WRITTEN REQUEST:
Write each line exactly as it stands, from the line containing "Read out every word on this page." through the end of the data.

--- start ---

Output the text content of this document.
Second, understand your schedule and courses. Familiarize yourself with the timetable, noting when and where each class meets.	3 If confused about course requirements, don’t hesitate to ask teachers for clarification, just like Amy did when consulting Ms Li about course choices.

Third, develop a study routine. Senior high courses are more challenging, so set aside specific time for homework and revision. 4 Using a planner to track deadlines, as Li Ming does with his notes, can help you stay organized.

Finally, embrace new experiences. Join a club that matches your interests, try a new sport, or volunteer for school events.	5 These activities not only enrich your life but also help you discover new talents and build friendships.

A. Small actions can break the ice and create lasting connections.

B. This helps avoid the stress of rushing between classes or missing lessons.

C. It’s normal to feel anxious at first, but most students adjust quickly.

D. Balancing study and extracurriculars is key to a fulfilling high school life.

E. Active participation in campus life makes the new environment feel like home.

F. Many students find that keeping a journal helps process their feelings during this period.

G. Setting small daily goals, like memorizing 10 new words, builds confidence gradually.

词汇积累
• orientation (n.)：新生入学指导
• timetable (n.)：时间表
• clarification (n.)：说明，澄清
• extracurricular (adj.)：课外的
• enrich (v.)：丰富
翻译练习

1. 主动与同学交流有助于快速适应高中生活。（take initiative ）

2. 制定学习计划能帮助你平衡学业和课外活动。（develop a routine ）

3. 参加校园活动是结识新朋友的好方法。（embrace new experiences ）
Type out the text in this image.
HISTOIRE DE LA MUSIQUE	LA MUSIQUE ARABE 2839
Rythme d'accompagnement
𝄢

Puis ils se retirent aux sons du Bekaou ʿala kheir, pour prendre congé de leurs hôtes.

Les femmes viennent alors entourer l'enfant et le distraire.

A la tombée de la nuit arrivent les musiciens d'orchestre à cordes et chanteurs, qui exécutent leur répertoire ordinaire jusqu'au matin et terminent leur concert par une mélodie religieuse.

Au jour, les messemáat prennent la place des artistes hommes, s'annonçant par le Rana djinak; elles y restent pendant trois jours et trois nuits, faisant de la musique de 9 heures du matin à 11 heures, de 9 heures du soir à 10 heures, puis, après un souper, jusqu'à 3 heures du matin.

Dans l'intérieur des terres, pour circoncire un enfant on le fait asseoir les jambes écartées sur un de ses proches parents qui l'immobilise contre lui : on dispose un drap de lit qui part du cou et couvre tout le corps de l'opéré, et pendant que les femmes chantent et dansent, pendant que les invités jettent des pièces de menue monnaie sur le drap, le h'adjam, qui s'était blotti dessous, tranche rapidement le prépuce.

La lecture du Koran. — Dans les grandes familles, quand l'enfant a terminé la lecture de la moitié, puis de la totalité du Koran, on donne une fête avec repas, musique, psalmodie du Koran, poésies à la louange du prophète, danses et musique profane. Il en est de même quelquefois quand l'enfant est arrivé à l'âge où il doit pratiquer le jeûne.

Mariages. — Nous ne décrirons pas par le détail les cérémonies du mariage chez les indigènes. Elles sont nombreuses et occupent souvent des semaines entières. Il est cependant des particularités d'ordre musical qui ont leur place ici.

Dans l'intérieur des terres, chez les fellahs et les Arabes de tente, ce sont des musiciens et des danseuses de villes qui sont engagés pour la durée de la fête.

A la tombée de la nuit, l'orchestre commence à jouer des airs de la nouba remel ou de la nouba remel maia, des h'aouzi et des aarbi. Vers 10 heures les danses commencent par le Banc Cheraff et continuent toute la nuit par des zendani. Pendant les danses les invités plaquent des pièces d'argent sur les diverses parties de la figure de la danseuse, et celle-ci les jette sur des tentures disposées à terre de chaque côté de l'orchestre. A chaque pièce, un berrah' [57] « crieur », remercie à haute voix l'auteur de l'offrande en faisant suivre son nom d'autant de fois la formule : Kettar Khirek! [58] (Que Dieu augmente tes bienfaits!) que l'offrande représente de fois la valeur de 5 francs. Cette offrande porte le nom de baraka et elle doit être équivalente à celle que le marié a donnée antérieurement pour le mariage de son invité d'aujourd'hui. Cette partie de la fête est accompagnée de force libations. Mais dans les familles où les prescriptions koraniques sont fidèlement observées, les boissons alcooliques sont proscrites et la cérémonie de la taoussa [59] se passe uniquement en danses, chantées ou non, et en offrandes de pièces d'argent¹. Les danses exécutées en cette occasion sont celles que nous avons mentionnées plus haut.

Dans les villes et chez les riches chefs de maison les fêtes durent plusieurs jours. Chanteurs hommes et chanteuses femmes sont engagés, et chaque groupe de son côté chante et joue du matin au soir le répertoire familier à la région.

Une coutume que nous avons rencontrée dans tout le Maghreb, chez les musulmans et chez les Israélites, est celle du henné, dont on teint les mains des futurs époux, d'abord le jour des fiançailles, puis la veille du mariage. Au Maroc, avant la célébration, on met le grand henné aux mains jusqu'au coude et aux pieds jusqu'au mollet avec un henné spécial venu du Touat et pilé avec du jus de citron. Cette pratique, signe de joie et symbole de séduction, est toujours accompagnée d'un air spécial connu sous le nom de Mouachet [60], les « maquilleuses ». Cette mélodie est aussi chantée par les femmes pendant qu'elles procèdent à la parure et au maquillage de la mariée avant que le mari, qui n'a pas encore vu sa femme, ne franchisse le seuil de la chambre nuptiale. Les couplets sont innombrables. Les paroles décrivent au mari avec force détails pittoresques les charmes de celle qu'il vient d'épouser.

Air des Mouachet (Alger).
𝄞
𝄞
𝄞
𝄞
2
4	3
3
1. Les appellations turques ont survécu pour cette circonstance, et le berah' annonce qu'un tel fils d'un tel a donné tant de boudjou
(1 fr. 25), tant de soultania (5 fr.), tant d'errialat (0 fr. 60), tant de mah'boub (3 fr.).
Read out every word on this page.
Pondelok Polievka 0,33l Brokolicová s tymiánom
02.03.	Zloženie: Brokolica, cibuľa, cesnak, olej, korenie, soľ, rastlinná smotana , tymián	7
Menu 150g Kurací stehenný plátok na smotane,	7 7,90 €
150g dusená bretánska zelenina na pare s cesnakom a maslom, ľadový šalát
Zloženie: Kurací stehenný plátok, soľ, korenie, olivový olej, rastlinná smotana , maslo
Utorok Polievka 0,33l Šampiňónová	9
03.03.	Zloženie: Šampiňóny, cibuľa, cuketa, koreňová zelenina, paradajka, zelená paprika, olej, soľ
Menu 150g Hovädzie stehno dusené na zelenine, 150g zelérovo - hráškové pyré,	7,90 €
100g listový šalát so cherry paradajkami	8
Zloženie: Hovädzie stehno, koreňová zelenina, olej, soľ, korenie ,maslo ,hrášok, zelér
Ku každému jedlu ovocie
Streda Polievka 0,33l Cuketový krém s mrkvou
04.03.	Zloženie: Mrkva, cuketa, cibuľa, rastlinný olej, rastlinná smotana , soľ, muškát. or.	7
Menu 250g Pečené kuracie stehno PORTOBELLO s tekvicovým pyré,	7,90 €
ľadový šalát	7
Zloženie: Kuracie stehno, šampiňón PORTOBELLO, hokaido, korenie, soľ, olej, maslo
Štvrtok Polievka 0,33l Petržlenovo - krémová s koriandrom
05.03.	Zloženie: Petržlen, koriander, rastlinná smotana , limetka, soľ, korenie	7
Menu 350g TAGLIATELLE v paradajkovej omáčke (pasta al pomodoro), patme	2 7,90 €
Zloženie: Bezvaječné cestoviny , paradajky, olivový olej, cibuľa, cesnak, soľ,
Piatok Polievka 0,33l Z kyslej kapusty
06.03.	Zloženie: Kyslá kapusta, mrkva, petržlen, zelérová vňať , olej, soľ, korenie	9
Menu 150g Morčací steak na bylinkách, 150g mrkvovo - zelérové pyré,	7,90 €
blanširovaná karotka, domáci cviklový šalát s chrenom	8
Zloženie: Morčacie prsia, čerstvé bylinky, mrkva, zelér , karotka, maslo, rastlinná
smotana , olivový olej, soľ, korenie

--- end ---

SOLUTION BELOW:
Read out every word on this page.
Pondelok Polievka 0,33l Brokolicová s tymiánom
02.03.	Zloženie: Brokolica, cibuľa, cesnak, olej, korenie, soľ, rastlinná smotana , tymián	7
Menu 150g Kurací stehenný plátok na smotane,	7 7,90 €
150g dusená bretánska zelenina na pare s cesnakom a maslom, ľadový šalát
Zloženie: Kurací stehenný plátok, soľ, korenie, olivový olej, rastlinná smotana , maslo
Utorok Polievka 0,33l Šampiňónová	9
03.03.	Zloženie: Šampiňóny, cibuľa, cuketa, koreňová zelenina, paradajka, zelená paprika, olej, soľ
Menu 150g Hovädzie stehno dusené na zelenine, 150g zelérovo - hráškové pyré,	7,90 €
100g listový šalát so cherry paradajkami	8
Zloženie: Hovädzie stehno, koreňová zelenina, olej, soľ, korenie ,maslo ,hrášok, zelér
Ku každému jedlu ovocie
Streda Polievka 0,33l Cuketový krém s mrkvou
04.03.	Zloženie: Mrkva, cuketa, cibuľa, rastlinný olej, rastlinná smotana , soľ, muškát. or.	7
Menu 250g Pečené kuracie stehno PORTOBELLO s tekvicovým pyré,	7,90 €
ľadový šalát	7
Zloženie: Kuracie stehno, šampiňón PORTOBELLO, hokaido, korenie, soľ, olej, maslo
Štvrtok Polievka 0,33l Petržlenovo - krémová s koriandrom
05.03.	Zloženie: Petržlen, koriander, rastlinná smotana , limetka, soľ, korenie	7
Menu 350g TAGLIATELLE v paradajkovej omáčke (pasta al pomodoro), patme	2 7,90 €
Zloženie: Bezvaječné cestoviny , paradajky, olivový olej, cibuľa, cesnak, soľ,
Piatok Polievka 0,33l Z kyslej kapusty
06.03.	Zloženie: Kyslá kapusta, mrkva, petržlen, zelérová vňať , olej, soľ, korenie	9
Menu 150g Morčací steak na bylinkách, 150g mrkvovo - zelérové pyré,	7,90 €
blanširovaná karotka, domáci cviklový šalát s chrenom	8
Zloženie: Morčacie prsia, čerstvé bylinky, mrkva, zelér , karotka, maslo, rastlinná
smotana , olivový olej, soľ, korenie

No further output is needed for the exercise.